[RECORDED DATA start]
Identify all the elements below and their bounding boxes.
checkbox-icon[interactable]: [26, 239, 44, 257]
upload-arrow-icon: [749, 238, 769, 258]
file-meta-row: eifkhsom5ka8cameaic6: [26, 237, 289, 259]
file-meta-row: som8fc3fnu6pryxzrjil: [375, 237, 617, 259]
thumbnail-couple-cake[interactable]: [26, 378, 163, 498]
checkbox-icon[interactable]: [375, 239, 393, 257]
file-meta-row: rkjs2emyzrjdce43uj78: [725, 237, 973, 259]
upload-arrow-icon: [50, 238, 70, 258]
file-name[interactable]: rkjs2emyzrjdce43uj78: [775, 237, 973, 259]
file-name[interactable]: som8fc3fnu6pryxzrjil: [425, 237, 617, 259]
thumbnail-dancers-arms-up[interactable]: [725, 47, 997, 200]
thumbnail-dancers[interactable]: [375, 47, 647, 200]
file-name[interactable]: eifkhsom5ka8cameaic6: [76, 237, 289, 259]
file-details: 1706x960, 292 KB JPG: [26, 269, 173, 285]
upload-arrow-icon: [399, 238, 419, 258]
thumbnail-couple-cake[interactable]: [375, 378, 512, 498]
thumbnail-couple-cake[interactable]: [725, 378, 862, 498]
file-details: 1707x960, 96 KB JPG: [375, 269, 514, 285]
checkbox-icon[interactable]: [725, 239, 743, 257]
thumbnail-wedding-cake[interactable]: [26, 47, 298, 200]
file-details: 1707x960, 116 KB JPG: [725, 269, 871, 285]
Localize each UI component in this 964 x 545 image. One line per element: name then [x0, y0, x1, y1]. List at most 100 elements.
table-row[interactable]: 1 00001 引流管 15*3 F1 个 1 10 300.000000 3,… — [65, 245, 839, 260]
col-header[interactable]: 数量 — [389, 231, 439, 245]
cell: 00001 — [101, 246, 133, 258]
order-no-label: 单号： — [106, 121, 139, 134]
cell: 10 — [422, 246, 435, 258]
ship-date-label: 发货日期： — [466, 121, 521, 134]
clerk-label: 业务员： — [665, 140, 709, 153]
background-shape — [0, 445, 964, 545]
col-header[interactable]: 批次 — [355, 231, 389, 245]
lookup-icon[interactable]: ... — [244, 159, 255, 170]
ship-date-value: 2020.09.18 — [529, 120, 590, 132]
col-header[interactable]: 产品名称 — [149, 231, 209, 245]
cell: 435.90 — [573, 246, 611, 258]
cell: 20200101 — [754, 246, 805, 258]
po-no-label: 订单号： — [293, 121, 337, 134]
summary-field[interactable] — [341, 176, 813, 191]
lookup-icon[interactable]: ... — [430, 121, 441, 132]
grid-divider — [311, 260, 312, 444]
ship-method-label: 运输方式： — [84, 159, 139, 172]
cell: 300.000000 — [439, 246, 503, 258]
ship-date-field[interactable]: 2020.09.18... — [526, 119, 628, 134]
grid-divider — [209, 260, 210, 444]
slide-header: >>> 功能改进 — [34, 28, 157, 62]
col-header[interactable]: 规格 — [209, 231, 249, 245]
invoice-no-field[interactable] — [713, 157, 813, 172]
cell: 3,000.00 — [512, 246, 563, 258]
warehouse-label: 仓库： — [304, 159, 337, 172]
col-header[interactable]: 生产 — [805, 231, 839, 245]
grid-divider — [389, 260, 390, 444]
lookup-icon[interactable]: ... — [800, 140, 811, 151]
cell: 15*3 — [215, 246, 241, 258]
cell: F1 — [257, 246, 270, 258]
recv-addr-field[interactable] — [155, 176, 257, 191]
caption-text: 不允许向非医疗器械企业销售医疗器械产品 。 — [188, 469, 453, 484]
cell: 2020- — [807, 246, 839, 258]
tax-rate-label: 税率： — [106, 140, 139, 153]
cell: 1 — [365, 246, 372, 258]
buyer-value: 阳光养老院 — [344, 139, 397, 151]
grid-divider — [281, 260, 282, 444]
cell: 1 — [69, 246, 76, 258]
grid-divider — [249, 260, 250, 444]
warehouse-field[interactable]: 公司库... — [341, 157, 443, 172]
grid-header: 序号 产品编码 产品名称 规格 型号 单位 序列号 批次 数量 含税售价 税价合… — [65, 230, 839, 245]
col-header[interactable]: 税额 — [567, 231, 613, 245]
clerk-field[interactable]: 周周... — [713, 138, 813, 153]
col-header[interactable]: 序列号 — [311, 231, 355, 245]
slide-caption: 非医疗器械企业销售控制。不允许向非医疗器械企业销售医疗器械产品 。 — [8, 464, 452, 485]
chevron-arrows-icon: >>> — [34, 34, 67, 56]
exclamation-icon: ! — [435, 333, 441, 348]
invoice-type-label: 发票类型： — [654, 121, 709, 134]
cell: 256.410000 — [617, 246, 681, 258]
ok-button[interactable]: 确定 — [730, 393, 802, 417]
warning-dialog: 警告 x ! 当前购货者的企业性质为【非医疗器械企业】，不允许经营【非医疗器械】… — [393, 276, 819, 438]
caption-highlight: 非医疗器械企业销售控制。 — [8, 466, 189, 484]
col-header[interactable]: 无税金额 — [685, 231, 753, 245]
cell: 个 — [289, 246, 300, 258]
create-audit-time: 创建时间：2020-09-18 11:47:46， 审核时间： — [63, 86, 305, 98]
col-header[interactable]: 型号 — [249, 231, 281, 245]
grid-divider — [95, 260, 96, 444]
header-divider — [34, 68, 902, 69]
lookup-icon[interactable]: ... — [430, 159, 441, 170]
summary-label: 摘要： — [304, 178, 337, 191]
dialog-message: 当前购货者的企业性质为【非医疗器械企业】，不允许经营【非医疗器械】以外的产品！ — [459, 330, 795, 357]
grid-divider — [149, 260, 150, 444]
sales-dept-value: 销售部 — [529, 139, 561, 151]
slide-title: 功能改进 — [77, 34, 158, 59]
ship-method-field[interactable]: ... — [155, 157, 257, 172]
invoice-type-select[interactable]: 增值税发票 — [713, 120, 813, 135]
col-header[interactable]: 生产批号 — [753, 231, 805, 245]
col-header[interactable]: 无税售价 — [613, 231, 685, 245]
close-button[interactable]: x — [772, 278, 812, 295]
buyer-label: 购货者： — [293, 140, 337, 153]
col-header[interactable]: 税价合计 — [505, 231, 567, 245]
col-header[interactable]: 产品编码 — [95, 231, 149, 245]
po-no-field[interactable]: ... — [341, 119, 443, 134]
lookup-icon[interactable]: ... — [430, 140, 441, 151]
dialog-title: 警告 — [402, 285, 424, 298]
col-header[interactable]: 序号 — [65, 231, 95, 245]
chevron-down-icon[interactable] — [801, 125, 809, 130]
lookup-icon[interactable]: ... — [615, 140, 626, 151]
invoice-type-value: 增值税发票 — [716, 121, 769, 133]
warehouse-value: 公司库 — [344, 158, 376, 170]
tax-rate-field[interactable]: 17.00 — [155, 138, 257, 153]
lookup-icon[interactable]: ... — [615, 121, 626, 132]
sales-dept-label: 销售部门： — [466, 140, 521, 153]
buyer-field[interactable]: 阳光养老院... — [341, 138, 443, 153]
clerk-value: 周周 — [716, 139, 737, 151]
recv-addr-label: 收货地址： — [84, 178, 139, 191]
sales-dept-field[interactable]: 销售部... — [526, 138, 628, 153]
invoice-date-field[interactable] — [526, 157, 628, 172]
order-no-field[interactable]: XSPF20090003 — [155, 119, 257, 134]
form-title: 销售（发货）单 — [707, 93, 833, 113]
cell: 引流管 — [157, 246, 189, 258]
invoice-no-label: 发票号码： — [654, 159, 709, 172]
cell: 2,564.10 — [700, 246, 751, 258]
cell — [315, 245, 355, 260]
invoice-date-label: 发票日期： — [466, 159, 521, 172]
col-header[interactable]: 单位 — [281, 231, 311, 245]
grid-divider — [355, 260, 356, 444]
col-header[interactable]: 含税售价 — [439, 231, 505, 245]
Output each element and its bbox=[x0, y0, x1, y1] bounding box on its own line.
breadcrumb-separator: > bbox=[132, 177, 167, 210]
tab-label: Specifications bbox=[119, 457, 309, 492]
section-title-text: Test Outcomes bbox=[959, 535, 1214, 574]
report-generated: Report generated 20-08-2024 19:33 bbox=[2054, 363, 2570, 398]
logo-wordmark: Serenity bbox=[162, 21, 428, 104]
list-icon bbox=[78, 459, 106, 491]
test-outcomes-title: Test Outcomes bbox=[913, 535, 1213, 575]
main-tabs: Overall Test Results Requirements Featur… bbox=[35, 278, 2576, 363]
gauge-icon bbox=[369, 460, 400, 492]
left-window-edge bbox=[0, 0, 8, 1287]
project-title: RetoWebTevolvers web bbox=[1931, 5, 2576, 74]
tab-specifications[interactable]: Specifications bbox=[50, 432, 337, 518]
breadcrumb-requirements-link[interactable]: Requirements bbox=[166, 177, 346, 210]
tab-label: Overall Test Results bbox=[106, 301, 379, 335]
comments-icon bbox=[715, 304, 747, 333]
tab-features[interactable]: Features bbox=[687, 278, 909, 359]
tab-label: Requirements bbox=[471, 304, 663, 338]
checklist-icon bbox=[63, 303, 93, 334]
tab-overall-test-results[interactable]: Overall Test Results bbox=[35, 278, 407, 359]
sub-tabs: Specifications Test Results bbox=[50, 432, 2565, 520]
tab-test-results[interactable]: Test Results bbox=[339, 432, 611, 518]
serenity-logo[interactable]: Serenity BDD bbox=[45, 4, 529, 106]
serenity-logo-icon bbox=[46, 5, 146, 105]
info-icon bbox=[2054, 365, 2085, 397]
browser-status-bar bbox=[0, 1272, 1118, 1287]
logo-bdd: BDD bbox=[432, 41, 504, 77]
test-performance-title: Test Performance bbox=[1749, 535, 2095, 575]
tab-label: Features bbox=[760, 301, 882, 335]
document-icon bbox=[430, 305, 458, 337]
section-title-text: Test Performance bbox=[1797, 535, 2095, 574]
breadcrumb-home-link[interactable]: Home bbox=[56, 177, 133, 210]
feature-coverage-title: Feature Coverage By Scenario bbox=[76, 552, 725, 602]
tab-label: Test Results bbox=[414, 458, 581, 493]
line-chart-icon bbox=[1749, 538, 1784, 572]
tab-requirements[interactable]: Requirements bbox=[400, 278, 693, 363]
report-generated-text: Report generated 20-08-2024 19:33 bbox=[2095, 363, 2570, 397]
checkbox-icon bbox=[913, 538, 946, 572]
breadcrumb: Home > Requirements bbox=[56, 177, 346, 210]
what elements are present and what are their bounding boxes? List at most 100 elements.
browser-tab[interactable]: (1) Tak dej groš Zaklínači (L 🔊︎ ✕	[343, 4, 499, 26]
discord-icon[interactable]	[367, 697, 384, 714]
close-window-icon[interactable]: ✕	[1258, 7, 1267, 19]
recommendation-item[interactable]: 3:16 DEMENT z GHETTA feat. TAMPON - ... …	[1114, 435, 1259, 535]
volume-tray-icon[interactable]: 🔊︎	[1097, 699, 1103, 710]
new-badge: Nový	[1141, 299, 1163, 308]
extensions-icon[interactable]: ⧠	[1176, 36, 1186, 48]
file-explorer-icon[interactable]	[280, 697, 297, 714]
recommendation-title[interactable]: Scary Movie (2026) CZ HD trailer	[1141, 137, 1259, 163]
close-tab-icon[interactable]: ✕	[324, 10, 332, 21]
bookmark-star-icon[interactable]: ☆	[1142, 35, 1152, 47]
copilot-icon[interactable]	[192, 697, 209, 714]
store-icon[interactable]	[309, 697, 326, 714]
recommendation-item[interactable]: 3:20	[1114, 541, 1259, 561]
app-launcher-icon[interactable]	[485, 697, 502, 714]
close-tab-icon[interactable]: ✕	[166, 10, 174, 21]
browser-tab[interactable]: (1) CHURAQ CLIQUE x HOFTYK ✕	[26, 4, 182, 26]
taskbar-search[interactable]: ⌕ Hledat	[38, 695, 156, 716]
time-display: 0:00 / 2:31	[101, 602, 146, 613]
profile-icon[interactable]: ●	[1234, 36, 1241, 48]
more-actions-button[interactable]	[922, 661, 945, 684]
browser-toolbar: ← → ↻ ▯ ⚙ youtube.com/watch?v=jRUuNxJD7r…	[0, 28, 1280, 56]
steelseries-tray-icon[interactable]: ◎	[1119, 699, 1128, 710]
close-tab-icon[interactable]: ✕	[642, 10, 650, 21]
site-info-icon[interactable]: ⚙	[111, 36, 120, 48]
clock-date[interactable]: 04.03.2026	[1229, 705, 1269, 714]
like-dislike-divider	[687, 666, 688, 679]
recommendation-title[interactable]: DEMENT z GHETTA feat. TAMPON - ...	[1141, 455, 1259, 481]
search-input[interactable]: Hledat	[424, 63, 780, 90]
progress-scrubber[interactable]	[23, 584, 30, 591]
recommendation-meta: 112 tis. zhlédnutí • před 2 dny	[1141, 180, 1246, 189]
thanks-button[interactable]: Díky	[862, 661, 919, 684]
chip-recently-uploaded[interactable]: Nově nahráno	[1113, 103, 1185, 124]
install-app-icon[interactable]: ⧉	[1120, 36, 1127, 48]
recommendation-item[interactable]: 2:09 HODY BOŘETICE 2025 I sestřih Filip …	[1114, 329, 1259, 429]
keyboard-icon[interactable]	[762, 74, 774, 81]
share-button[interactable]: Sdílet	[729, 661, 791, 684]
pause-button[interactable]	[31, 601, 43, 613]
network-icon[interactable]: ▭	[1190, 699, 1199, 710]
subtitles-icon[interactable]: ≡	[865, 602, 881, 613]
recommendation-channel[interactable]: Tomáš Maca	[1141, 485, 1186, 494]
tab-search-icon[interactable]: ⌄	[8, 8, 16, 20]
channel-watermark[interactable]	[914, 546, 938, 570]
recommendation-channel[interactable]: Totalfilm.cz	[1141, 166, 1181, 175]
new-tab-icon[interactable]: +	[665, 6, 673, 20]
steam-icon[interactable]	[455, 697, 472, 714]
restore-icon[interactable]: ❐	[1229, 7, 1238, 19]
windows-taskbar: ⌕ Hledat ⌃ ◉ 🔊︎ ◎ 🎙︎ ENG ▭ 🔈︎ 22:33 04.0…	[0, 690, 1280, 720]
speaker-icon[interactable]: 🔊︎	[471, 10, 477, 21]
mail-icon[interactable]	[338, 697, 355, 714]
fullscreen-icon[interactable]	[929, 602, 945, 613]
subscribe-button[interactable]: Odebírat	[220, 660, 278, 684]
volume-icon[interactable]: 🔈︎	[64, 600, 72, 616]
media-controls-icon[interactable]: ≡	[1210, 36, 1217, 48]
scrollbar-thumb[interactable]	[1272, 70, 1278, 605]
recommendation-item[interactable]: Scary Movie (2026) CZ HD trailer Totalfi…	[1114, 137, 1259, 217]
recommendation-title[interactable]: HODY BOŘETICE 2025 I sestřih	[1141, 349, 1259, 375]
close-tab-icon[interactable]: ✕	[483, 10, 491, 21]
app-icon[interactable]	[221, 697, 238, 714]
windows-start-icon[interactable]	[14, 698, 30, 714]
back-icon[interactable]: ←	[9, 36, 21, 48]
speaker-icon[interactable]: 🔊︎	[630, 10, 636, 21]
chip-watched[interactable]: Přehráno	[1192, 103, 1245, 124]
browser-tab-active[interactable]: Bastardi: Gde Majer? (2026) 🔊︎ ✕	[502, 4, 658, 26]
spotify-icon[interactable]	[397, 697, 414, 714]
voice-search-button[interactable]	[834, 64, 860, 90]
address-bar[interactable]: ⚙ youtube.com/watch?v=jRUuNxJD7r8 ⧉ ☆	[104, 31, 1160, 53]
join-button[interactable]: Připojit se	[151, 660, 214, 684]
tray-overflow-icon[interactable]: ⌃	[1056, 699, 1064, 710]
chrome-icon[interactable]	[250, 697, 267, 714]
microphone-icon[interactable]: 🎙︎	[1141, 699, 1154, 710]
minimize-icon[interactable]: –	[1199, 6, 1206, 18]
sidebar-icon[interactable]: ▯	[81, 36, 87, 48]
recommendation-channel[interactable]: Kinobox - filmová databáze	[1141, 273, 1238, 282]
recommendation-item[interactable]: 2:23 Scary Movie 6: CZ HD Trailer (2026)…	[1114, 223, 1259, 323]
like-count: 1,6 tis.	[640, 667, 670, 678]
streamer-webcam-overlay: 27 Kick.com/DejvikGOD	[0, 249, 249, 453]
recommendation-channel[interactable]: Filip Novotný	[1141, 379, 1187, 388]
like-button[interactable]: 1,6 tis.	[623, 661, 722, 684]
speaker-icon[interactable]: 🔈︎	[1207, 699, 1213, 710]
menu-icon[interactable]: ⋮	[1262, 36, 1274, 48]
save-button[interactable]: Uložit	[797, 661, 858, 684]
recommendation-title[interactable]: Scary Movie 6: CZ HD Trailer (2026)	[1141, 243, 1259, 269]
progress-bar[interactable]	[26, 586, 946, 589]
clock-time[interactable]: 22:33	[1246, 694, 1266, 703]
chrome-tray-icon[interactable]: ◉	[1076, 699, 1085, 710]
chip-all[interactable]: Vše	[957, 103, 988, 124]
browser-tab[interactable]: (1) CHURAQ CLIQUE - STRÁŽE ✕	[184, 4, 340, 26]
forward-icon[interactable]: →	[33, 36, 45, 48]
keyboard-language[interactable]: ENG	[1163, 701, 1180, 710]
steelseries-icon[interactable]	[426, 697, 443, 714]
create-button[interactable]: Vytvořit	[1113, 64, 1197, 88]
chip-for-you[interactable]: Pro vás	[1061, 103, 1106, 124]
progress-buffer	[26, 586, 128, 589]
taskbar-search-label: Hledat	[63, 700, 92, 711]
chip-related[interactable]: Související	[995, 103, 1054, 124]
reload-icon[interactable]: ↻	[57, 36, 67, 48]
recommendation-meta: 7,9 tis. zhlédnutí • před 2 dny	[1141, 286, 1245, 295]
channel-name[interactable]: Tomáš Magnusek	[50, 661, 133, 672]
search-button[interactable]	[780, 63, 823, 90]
[RECORDED DATA end]
(REQUEST): Identify every line in the items above that contains the string "summary", and copy each of those lines in full.

(EXERCISE RESULT):
summary-field[interactable] — [341, 176, 813, 191]
summary-label: 摘要： — [304, 178, 337, 191]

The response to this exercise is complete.